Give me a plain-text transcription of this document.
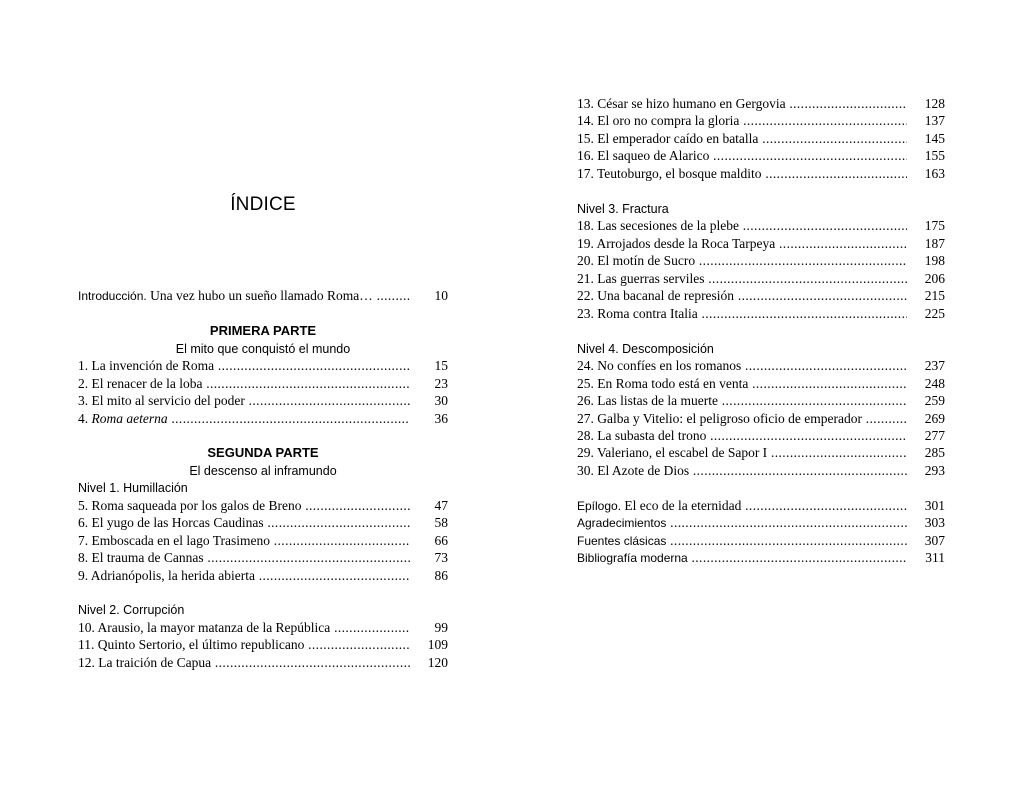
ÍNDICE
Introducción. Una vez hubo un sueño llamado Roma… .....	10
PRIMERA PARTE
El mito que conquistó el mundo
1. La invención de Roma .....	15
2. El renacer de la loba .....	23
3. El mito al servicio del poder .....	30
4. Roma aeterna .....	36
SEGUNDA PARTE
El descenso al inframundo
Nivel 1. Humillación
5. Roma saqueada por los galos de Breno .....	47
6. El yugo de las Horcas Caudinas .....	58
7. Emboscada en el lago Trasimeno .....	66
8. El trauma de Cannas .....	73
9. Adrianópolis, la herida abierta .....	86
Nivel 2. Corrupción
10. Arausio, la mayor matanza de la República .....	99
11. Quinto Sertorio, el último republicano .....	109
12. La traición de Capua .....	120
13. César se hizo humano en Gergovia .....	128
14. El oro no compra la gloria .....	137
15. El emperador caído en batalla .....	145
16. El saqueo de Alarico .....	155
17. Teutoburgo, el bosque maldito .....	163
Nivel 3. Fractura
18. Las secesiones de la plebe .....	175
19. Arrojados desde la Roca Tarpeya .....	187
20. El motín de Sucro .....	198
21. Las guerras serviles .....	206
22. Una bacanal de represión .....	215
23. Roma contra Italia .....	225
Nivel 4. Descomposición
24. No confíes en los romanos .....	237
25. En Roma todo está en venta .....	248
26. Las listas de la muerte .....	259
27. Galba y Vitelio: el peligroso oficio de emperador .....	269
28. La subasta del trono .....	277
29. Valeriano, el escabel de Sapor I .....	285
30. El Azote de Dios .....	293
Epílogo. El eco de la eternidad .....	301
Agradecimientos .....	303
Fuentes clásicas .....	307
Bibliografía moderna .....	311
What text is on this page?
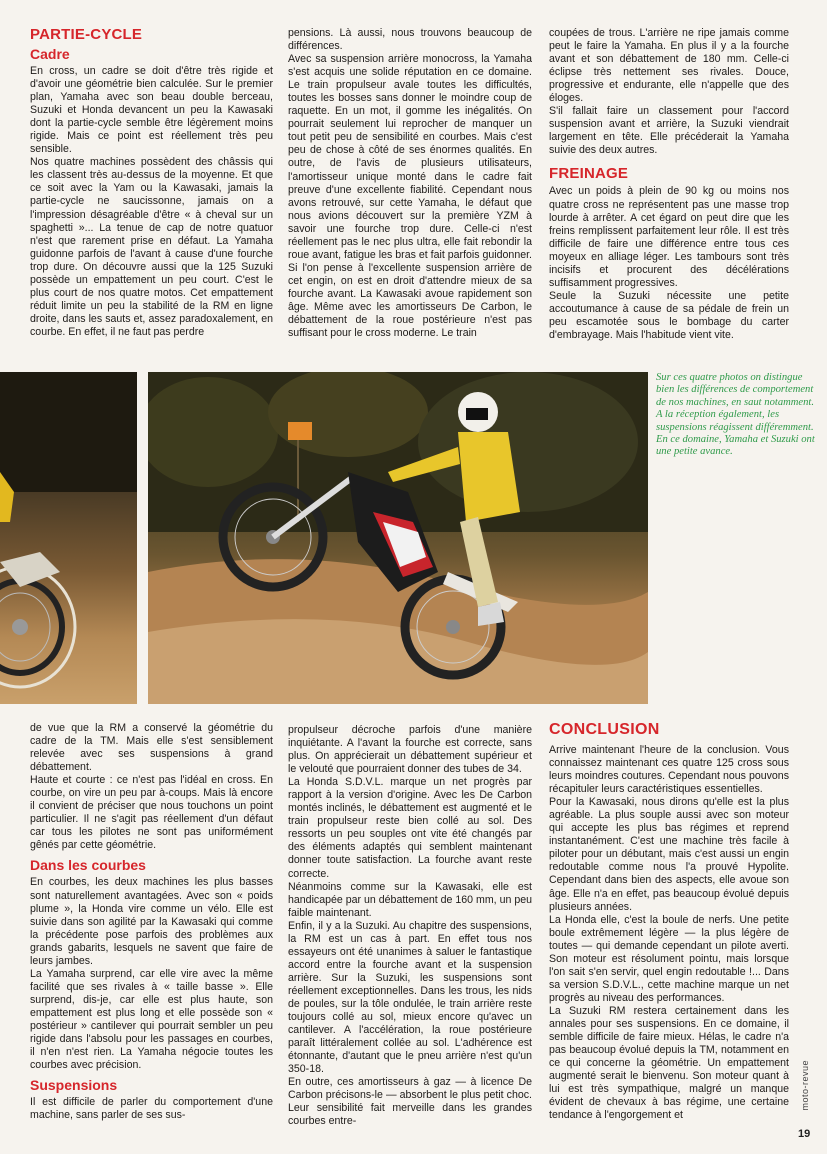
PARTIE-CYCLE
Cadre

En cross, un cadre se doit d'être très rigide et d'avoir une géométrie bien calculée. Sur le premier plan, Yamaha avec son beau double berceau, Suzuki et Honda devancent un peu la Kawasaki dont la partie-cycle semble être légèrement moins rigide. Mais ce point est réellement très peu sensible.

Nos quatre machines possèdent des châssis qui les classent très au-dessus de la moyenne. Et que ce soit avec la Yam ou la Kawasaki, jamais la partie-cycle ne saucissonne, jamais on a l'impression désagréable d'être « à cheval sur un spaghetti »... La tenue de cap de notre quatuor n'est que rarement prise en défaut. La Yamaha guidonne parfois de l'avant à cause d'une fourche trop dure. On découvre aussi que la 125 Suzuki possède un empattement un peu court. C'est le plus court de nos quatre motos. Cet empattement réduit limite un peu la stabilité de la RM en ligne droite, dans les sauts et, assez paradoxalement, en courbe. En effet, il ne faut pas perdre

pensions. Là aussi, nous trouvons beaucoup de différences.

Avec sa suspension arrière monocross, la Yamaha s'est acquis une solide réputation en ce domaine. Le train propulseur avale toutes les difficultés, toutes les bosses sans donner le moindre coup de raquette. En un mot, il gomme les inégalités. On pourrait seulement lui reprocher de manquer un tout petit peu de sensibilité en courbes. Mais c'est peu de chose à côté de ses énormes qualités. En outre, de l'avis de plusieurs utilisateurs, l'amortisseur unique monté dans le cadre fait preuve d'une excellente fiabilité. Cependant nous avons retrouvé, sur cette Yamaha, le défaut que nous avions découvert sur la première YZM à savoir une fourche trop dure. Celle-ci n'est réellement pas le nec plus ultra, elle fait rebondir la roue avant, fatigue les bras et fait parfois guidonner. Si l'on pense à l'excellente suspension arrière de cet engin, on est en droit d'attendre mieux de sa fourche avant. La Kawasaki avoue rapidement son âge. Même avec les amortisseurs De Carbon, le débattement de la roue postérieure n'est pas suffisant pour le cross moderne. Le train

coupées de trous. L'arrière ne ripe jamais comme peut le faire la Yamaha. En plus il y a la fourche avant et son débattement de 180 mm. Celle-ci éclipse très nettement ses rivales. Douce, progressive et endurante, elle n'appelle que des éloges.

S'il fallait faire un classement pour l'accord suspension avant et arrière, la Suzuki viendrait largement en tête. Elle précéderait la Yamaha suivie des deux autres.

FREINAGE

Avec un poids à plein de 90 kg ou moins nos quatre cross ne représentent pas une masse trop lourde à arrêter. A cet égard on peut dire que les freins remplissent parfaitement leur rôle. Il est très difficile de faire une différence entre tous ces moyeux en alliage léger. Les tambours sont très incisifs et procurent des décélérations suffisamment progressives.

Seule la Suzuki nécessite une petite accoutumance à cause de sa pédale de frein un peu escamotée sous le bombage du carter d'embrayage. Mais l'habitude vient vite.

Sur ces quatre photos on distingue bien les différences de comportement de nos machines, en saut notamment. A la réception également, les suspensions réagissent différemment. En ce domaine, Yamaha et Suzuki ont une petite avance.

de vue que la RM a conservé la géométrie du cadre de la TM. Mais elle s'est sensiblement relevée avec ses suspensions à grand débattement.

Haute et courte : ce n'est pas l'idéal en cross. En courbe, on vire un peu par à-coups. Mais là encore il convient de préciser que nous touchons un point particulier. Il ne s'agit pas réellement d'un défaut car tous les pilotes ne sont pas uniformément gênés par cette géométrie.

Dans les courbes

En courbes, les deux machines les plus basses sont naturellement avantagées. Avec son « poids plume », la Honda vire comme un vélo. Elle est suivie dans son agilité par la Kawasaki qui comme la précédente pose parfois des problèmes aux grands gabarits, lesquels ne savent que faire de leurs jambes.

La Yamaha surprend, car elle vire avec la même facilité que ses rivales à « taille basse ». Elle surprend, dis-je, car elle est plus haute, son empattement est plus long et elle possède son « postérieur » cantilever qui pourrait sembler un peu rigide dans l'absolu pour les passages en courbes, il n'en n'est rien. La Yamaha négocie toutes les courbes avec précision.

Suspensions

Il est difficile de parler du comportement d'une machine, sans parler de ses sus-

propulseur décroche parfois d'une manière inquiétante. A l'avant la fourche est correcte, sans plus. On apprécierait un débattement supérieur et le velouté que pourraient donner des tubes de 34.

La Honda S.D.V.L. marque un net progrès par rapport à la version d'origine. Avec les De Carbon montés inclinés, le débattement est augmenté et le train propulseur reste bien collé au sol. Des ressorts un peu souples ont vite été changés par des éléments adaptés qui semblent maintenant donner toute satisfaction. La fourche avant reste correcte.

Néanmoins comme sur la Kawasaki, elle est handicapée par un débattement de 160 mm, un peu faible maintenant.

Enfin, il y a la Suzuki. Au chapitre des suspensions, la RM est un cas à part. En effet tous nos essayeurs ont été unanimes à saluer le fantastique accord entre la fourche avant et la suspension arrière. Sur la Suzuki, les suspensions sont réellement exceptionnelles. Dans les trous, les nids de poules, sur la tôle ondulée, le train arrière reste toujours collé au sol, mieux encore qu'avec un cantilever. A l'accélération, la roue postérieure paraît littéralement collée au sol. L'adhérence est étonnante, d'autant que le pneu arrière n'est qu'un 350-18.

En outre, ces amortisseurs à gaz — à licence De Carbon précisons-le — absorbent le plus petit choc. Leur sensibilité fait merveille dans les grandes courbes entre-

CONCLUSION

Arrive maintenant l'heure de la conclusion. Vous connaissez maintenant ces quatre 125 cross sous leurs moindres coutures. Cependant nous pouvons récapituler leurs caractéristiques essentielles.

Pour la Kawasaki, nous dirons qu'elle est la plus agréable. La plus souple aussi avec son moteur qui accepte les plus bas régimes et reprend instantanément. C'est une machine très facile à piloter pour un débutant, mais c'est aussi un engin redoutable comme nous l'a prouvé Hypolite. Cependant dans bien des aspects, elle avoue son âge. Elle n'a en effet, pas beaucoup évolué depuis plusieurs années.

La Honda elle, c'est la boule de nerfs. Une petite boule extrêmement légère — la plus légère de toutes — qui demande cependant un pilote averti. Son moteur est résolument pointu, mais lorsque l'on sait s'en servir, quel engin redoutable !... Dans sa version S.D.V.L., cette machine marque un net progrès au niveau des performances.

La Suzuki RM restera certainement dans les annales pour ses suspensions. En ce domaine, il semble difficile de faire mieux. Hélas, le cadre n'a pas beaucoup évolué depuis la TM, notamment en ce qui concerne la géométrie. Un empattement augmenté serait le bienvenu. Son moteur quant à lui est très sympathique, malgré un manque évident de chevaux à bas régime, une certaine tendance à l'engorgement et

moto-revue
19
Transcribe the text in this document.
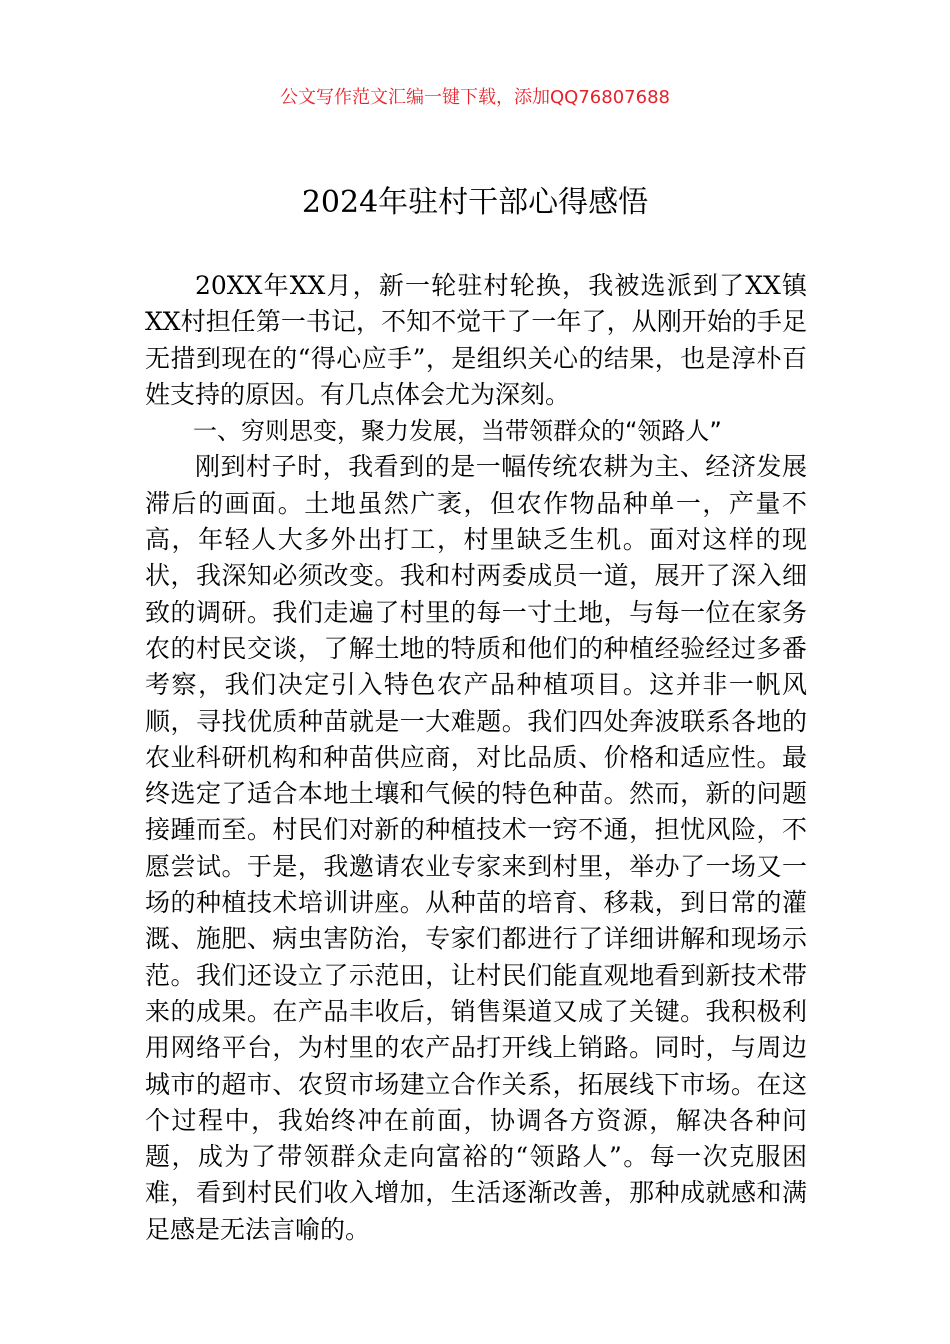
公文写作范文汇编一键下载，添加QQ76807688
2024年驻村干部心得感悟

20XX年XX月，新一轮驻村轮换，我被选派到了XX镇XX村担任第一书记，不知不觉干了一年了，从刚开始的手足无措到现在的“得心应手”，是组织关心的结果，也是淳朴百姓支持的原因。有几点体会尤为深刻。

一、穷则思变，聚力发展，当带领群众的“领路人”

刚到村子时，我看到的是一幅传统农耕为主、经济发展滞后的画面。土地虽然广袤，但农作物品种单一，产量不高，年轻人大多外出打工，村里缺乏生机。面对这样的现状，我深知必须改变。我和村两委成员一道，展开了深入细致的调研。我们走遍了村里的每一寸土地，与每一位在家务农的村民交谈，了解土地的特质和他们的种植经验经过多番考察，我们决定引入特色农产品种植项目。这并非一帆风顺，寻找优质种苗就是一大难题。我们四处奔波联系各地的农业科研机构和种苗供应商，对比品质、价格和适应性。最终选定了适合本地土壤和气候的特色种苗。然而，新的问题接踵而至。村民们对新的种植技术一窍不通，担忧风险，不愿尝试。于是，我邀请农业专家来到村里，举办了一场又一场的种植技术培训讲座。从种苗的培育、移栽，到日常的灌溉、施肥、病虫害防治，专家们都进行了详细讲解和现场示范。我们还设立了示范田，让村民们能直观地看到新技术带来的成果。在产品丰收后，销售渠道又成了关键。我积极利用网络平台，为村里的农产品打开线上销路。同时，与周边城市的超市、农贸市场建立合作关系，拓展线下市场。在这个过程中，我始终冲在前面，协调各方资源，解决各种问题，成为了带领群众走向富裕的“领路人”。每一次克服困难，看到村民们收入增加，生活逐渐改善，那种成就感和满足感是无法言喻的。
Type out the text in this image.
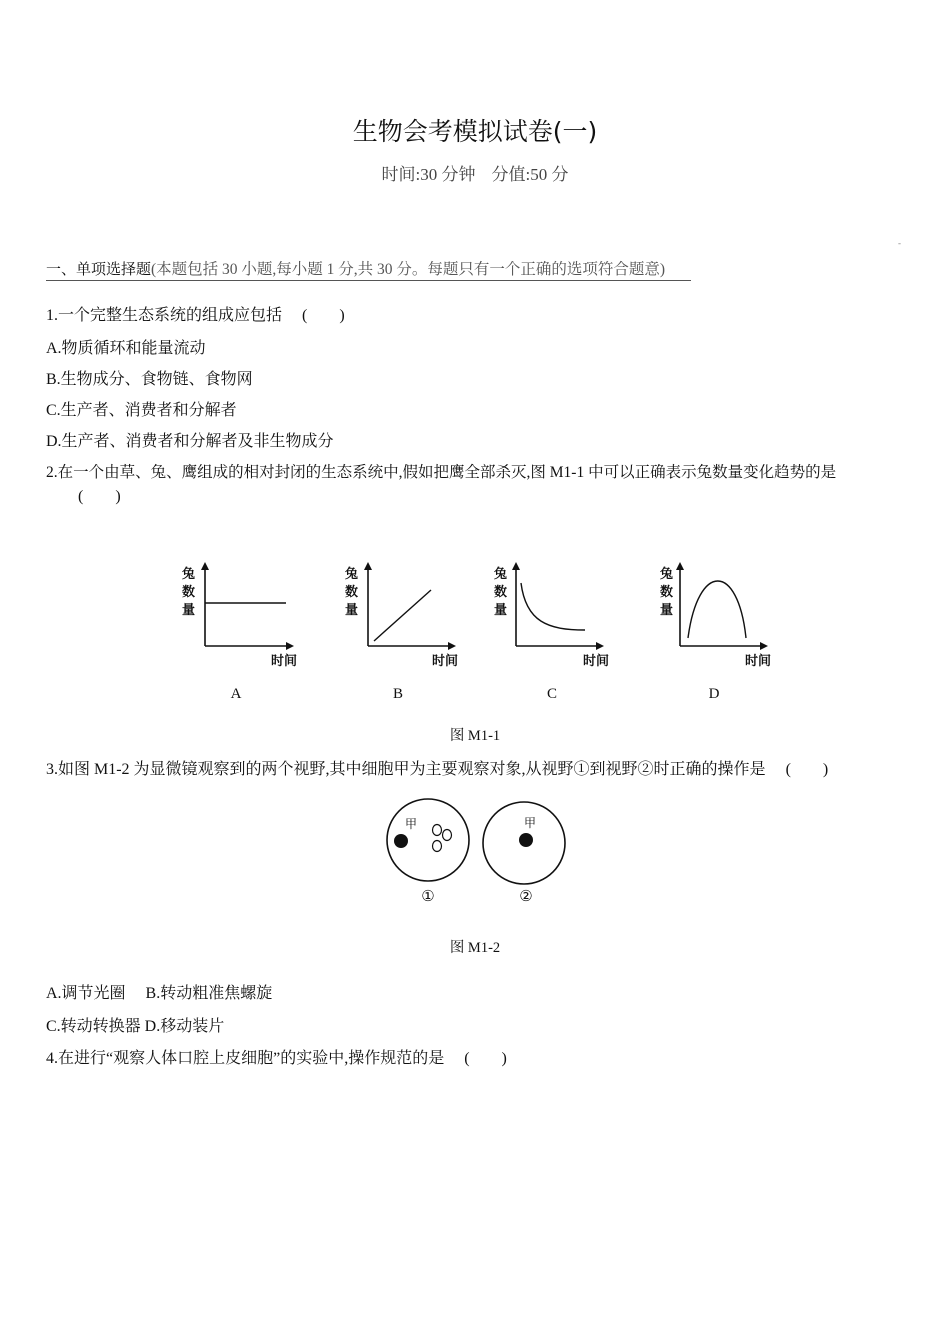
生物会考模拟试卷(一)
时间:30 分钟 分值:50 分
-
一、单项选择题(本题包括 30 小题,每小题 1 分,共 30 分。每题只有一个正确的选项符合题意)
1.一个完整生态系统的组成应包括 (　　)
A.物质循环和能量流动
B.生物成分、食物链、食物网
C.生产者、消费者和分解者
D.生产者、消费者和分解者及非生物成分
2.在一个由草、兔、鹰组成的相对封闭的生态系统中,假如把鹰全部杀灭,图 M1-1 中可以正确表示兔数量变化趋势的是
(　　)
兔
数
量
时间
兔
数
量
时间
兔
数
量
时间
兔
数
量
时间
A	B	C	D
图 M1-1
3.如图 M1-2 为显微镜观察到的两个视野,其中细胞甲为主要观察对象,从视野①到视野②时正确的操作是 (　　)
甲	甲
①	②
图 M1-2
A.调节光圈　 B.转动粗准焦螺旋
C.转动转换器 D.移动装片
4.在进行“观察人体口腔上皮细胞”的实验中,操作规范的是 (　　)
━━━━━━━━━━━━━━━━━━━━━━━━━━━━━━
» **Exercise details**:
Copy out all lines from the material above that contain the string "entre".

» **Solution to this task**:
Avec un poids à plein de 90 kg ou moins nos quatre cross ne représentent pas une masse trop lourde à arrêter. A cet égard on peut dire que les freins remplissent parfaitement leur rôle. Il est très difficile de faire une différence entre tous ces moyeux en alliage léger. Les tambours sont très incisifs et procurent des décélérations suffisamment progressives.
Enfin, il y a la Suzuki. Au chapitre des suspensions, la RM est un cas à part. En effet tous nos essayeurs ont été unanimes à saluer le fantastique accord entre la fourche avant et la suspension arrière. Sur la Suzuki, les suspensions sont réellement exceptionnelles. Dans les trous, les nids de poules, sur la tôle ondulée, le train arrière reste toujours collé au sol, mieux encore qu'avec un cantilever. A l'accélération, la roue postérieure paraît littéralement collée au sol. L'adhérence est étonnante, d'autant que le pneu arrière n'est qu'un 350-18.
En outre, ces amortisseurs à gaz — à licence De Carbon précisons-le — absorbent le plus petit choc. Leur sensibilité fait merveille dans les grandes courbes entre-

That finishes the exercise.